[Dataset entries]
******

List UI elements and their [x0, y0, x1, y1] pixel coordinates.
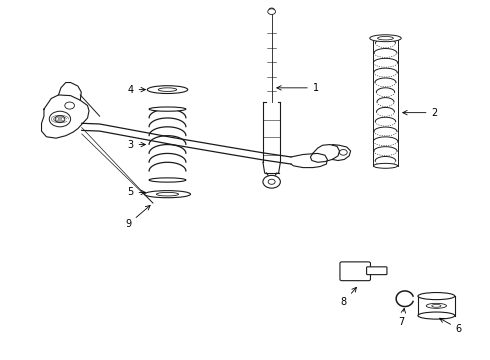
Ellipse shape [418, 293, 455, 300]
Ellipse shape [156, 192, 178, 196]
Ellipse shape [373, 163, 397, 168]
Ellipse shape [269, 8, 274, 12]
Circle shape [351, 269, 357, 274]
Ellipse shape [432, 305, 441, 307]
Ellipse shape [370, 35, 401, 42]
Ellipse shape [378, 36, 393, 40]
Text: 4: 4 [127, 85, 146, 95]
Text: 5: 5 [127, 188, 146, 197]
Ellipse shape [418, 312, 455, 319]
FancyBboxPatch shape [367, 267, 387, 275]
FancyBboxPatch shape [340, 262, 370, 281]
Text: 3: 3 [127, 140, 146, 149]
Text: 1: 1 [277, 83, 319, 93]
Ellipse shape [426, 303, 446, 308]
Ellipse shape [149, 178, 186, 182]
Text: 6: 6 [440, 318, 462, 334]
Text: 7: 7 [399, 309, 406, 327]
Circle shape [340, 149, 347, 155]
Circle shape [49, 111, 71, 127]
Text: 9: 9 [125, 206, 150, 229]
Circle shape [65, 102, 74, 109]
Circle shape [268, 179, 275, 184]
Circle shape [263, 175, 280, 188]
Ellipse shape [158, 88, 177, 91]
Text: 8: 8 [341, 287, 356, 307]
Text: 2: 2 [403, 108, 438, 118]
Circle shape [55, 116, 65, 123]
Ellipse shape [145, 191, 191, 198]
Ellipse shape [149, 107, 186, 111]
Circle shape [268, 9, 275, 14]
Ellipse shape [147, 86, 188, 94]
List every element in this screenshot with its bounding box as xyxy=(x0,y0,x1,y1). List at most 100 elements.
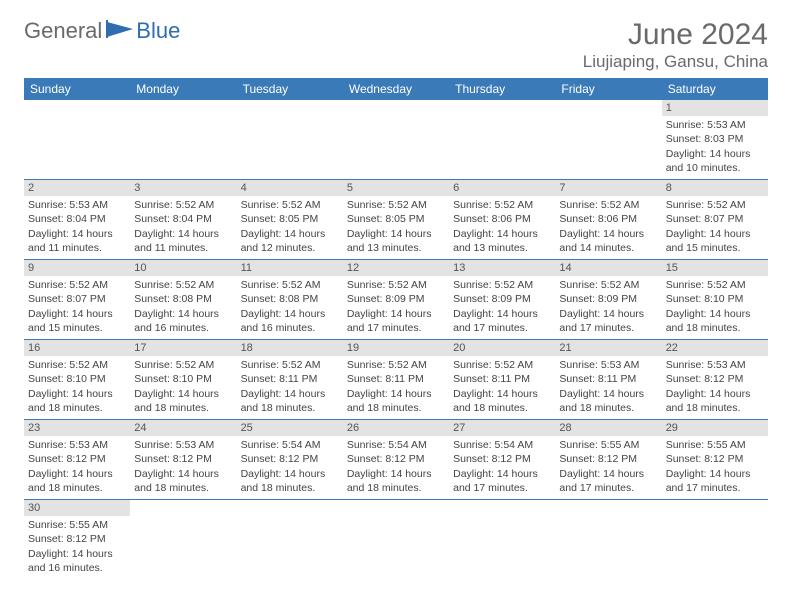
calendar-cell: 13Sunrise: 5:52 AMSunset: 8:09 PMDayligh… xyxy=(449,259,555,339)
day-number: 20 xyxy=(449,340,555,356)
sunrise-text: Sunrise: 5:52 AM xyxy=(666,278,764,292)
sunset-text: Sunset: 8:07 PM xyxy=(28,292,126,306)
day-details: Sunrise: 5:52 AMSunset: 8:05 PMDaylight:… xyxy=(343,196,449,259)
sunset-text: Sunset: 8:05 PM xyxy=(347,212,445,226)
calendar-cell xyxy=(555,499,661,578)
calendar-cell: 25Sunrise: 5:54 AMSunset: 8:12 PMDayligh… xyxy=(237,419,343,499)
calendar-cell: 18Sunrise: 5:52 AMSunset: 8:11 PMDayligh… xyxy=(237,339,343,419)
sunset-text: Sunset: 8:12 PM xyxy=(347,452,445,466)
sunset-text: Sunset: 8:09 PM xyxy=(559,292,657,306)
sunrise-text: Sunrise: 5:52 AM xyxy=(347,278,445,292)
calendar-cell xyxy=(449,100,555,179)
day-details: Sunrise: 5:54 AMSunset: 8:12 PMDaylight:… xyxy=(343,436,449,499)
day-number: 16 xyxy=(24,340,130,356)
daylight-text: Daylight: 14 hours and 13 minutes. xyxy=(453,227,551,255)
day-number: 8 xyxy=(662,180,768,196)
calendar-cell: 4Sunrise: 5:52 AMSunset: 8:05 PMDaylight… xyxy=(237,179,343,259)
sunrise-text: Sunrise: 5:52 AM xyxy=(241,358,339,372)
sunrise-text: Sunrise: 5:52 AM xyxy=(453,278,551,292)
sunrise-text: Sunrise: 5:52 AM xyxy=(28,278,126,292)
daylight-text: Daylight: 14 hours and 18 minutes. xyxy=(28,387,126,415)
daylight-text: Daylight: 14 hours and 17 minutes. xyxy=(666,467,764,495)
daylight-text: Daylight: 14 hours and 10 minutes. xyxy=(666,147,764,175)
day-number: 9 xyxy=(24,260,130,276)
daylight-text: Daylight: 14 hours and 18 minutes. xyxy=(347,467,445,495)
daylight-text: Daylight: 14 hours and 15 minutes. xyxy=(28,307,126,335)
sunset-text: Sunset: 8:10 PM xyxy=(134,372,232,386)
calendar-cell xyxy=(555,100,661,179)
calendar-cell: 26Sunrise: 5:54 AMSunset: 8:12 PMDayligh… xyxy=(343,419,449,499)
day-details: Sunrise: 5:53 AMSunset: 8:11 PMDaylight:… xyxy=(555,356,661,419)
day-details: Sunrise: 5:53 AMSunset: 8:04 PMDaylight:… xyxy=(24,196,130,259)
daylight-text: Daylight: 14 hours and 15 minutes. xyxy=(666,227,764,255)
sunset-text: Sunset: 8:04 PM xyxy=(28,212,126,226)
daylight-text: Daylight: 14 hours and 17 minutes. xyxy=(453,467,551,495)
calendar-cell: 22Sunrise: 5:53 AMSunset: 8:12 PMDayligh… xyxy=(662,339,768,419)
calendar-cell: 28Sunrise: 5:55 AMSunset: 8:12 PMDayligh… xyxy=(555,419,661,499)
day-number: 10 xyxy=(130,260,236,276)
sunrise-text: Sunrise: 5:52 AM xyxy=(559,198,657,212)
day-details: Sunrise: 5:52 AMSunset: 8:05 PMDaylight:… xyxy=(237,196,343,259)
sunset-text: Sunset: 8:12 PM xyxy=(453,452,551,466)
calendar-cell: 24Sunrise: 5:53 AMSunset: 8:12 PMDayligh… xyxy=(130,419,236,499)
sunrise-text: Sunrise: 5:52 AM xyxy=(666,198,764,212)
daylight-text: Daylight: 14 hours and 11 minutes. xyxy=(134,227,232,255)
sunrise-text: Sunrise: 5:54 AM xyxy=(347,438,445,452)
day-details: Sunrise: 5:52 AMSunset: 8:07 PMDaylight:… xyxy=(662,196,768,259)
day-details: Sunrise: 5:52 AMSunset: 8:10 PMDaylight:… xyxy=(662,276,768,339)
sunrise-text: Sunrise: 5:52 AM xyxy=(134,278,232,292)
day-details: Sunrise: 5:52 AMSunset: 8:08 PMDaylight:… xyxy=(130,276,236,339)
sunrise-text: Sunrise: 5:52 AM xyxy=(559,278,657,292)
sunrise-text: Sunrise: 5:52 AM xyxy=(28,358,126,372)
sunrise-text: Sunrise: 5:52 AM xyxy=(347,358,445,372)
calendar-cell: 30Sunrise: 5:55 AMSunset: 8:12 PMDayligh… xyxy=(24,499,130,578)
brand-flag-icon xyxy=(106,20,134,41)
daylight-text: Daylight: 14 hours and 18 minutes. xyxy=(559,387,657,415)
calendar-cell xyxy=(449,499,555,578)
calendar-cell: 1Sunrise: 5:53 AMSunset: 8:03 PMDaylight… xyxy=(662,100,768,179)
sunrise-text: Sunrise: 5:53 AM xyxy=(28,198,126,212)
sunrise-text: Sunrise: 5:52 AM xyxy=(453,358,551,372)
calendar-cell xyxy=(130,499,236,578)
daylight-text: Daylight: 14 hours and 13 minutes. xyxy=(347,227,445,255)
day-details: Sunrise: 5:53 AMSunset: 8:12 PMDaylight:… xyxy=(24,436,130,499)
daylight-text: Daylight: 14 hours and 18 minutes. xyxy=(347,387,445,415)
daylight-text: Daylight: 14 hours and 18 minutes. xyxy=(28,467,126,495)
day-details: Sunrise: 5:54 AMSunset: 8:12 PMDaylight:… xyxy=(237,436,343,499)
day-details: Sunrise: 5:52 AMSunset: 8:11 PMDaylight:… xyxy=(343,356,449,419)
brand-logo: General Blue xyxy=(24,18,180,44)
sunset-text: Sunset: 8:04 PM xyxy=(134,212,232,226)
daylight-text: Daylight: 14 hours and 17 minutes. xyxy=(559,467,657,495)
month-title: June 2024 xyxy=(583,18,768,52)
sunset-text: Sunset: 8:09 PM xyxy=(453,292,551,306)
day-number: 26 xyxy=(343,420,449,436)
sunrise-text: Sunrise: 5:52 AM xyxy=(134,358,232,372)
day-number: 3 xyxy=(130,180,236,196)
sunrise-text: Sunrise: 5:54 AM xyxy=(453,438,551,452)
location: Liujiaping, Gansu, China xyxy=(583,52,768,72)
day-details: Sunrise: 5:55 AMSunset: 8:12 PMDaylight:… xyxy=(555,436,661,499)
calendar-cell xyxy=(343,499,449,578)
day-details: Sunrise: 5:52 AMSunset: 8:09 PMDaylight:… xyxy=(555,276,661,339)
day-details: Sunrise: 5:52 AMSunset: 8:11 PMDaylight:… xyxy=(237,356,343,419)
calendar-cell: 6Sunrise: 5:52 AMSunset: 8:06 PMDaylight… xyxy=(449,179,555,259)
calendar-cell: 29Sunrise: 5:55 AMSunset: 8:12 PMDayligh… xyxy=(662,419,768,499)
daylight-text: Daylight: 14 hours and 12 minutes. xyxy=(241,227,339,255)
day-details: Sunrise: 5:52 AMSunset: 8:10 PMDaylight:… xyxy=(24,356,130,419)
sunset-text: Sunset: 8:12 PM xyxy=(241,452,339,466)
daylight-text: Daylight: 14 hours and 17 minutes. xyxy=(347,307,445,335)
brand-text-gray: General xyxy=(24,18,102,44)
day-number: 15 xyxy=(662,260,768,276)
sunset-text: Sunset: 8:07 PM xyxy=(666,212,764,226)
sunset-text: Sunset: 8:12 PM xyxy=(666,452,764,466)
day-number: 17 xyxy=(130,340,236,356)
sunset-text: Sunset: 8:11 PM xyxy=(241,372,339,386)
calendar-cell: 15Sunrise: 5:52 AMSunset: 8:10 PMDayligh… xyxy=(662,259,768,339)
daylight-text: Daylight: 14 hours and 18 minutes. xyxy=(666,307,764,335)
calendar-head: SundayMondayTuesdayWednesdayThursdayFrid… xyxy=(24,78,768,100)
sunrise-text: Sunrise: 5:52 AM xyxy=(241,278,339,292)
sunset-text: Sunset: 8:03 PM xyxy=(666,132,764,146)
day-number: 28 xyxy=(555,420,661,436)
calendar-cell: 12Sunrise: 5:52 AMSunset: 8:09 PMDayligh… xyxy=(343,259,449,339)
day-details: Sunrise: 5:55 AMSunset: 8:12 PMDaylight:… xyxy=(662,436,768,499)
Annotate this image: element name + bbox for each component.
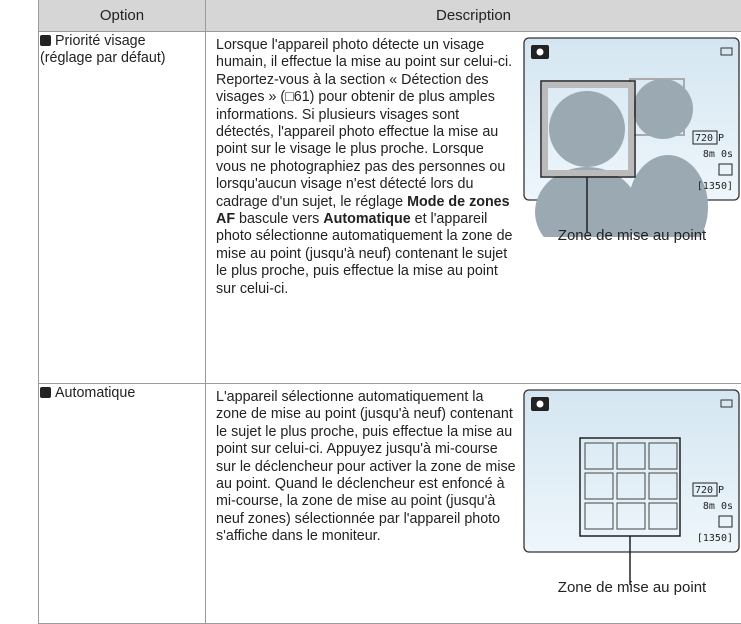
text: L'appareil sélectionne automatiquement l… — [216, 389, 516, 544]
option-icon — [40, 35, 51, 46]
screen-label: 8m 0s — [703, 149, 733, 160]
screen-label: P — [718, 133, 724, 144]
text: bascule vers — [235, 211, 323, 227]
camera-screen: 720 P 8m 0s [1350] — [523, 389, 741, 589]
screen-label: 8m 0s — [703, 501, 733, 512]
bold-text: Automatique — [323, 211, 410, 227]
figure: 720 P 8m 0s [1350] Zone de mise au point — [523, 389, 741, 596]
table-body: Priorité visage(réglage par défaut) 720 P 8… — [39, 32, 741, 624]
option-cell: Priorité visage(réglage par défaut) — [39, 32, 206, 384]
text: Lorsque l'appareil photo détecte un visa… — [216, 37, 512, 210]
screen-label: P — [718, 485, 724, 496]
screen-label: 720 — [695, 133, 713, 144]
face — [549, 91, 625, 167]
screen-label: [1350] — [697, 533, 733, 544]
mode-icon — [537, 49, 544, 56]
header-cell: Option — [39, 0, 206, 32]
screen-frame — [524, 390, 739, 552]
header-cell: Description — [206, 0, 741, 32]
header-row: Option Description — [39, 0, 741, 32]
figure-caption: Zone de mise au point — [523, 579, 741, 596]
option-text: (réglage par défaut) — [40, 50, 204, 67]
description-cell: 720 P 8m 0s [1350] Zone de mise au point L'ap… — [206, 384, 741, 624]
face — [633, 79, 693, 139]
option-text: Automatique — [40, 385, 204, 402]
table-row: Automatique 720 P 8m 0s [1350] Zone de mise a… — [39, 384, 741, 624]
screen-label: [1350] — [697, 181, 733, 192]
screen-label: 720 — [695, 485, 713, 496]
option-icon — [40, 387, 51, 398]
option-table: Option Description Priorité visage(régla… — [38, 0, 741, 624]
mode-icon — [537, 401, 544, 408]
table-row: Priorité visage(réglage par défaut) 720 P 8… — [39, 32, 741, 384]
option-cell: Automatique — [39, 384, 206, 624]
option-text: Priorité visage — [40, 33, 204, 50]
camera-screen: 720 P 8m 0s [1350] — [523, 37, 741, 237]
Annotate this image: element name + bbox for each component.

******

Directions: Copy the rows starting at the line containing "Ellipse shape [418, 293, 455, 300]" and ending at the line containing "Text: 3: 3 [127, 140, 146, 149]", both included, with no changes.

Correct answer:
Ellipse shape [418, 293, 455, 300]
Ellipse shape [156, 192, 178, 196]
Ellipse shape [373, 163, 397, 168]
Ellipse shape [269, 8, 274, 12]
Circle shape [351, 269, 357, 274]
Ellipse shape [432, 305, 441, 307]
Ellipse shape [370, 35, 401, 42]
Ellipse shape [378, 36, 393, 40]
Text: 4: 4 [127, 85, 146, 95]
Text: 5: 5 [127, 188, 146, 197]
Ellipse shape [418, 312, 455, 319]
FancyBboxPatch shape [367, 267, 387, 275]
FancyBboxPatch shape [340, 262, 370, 281]
Text: 3: 3 [127, 140, 146, 149]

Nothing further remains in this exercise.